### WRITTEN REQUEST
Take each line containing "地势低洼" and report it exactly as written.

### ROWS
──────────
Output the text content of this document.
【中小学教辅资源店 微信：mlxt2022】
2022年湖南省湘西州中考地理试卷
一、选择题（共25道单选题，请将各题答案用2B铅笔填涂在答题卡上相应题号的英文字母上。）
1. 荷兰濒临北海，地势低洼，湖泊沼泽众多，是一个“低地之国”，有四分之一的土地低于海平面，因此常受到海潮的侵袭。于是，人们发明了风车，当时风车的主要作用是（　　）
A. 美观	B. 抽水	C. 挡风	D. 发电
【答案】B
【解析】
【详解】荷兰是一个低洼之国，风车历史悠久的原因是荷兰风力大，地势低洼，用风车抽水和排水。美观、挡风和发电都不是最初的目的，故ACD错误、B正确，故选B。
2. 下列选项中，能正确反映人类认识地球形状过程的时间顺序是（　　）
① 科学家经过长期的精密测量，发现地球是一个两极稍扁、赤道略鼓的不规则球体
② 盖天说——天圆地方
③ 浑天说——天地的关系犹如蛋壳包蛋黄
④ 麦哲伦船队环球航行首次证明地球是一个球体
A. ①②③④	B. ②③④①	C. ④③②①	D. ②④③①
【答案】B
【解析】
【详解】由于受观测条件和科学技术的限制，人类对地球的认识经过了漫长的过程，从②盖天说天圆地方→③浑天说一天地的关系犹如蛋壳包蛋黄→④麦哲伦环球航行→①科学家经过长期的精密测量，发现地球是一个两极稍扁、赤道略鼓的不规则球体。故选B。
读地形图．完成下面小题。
──────────
### COMPLETE RESPONSE
1. 荷兰濒临北海，地势低洼，湖泊沼泽众多，是一个“低地之国”，有四分之一的土地低于海平面，因此常受到海潮的侵袭。于是，人们发明了风车，当时风车的主要作用是（　　）
【详解】荷兰是一个低洼之国，风车历史悠久的原因是荷兰风力大，地势低洼，用风车抽水和排水。美观、挡风和发电都不是最初的目的，故ACD错误、B正确，故选B。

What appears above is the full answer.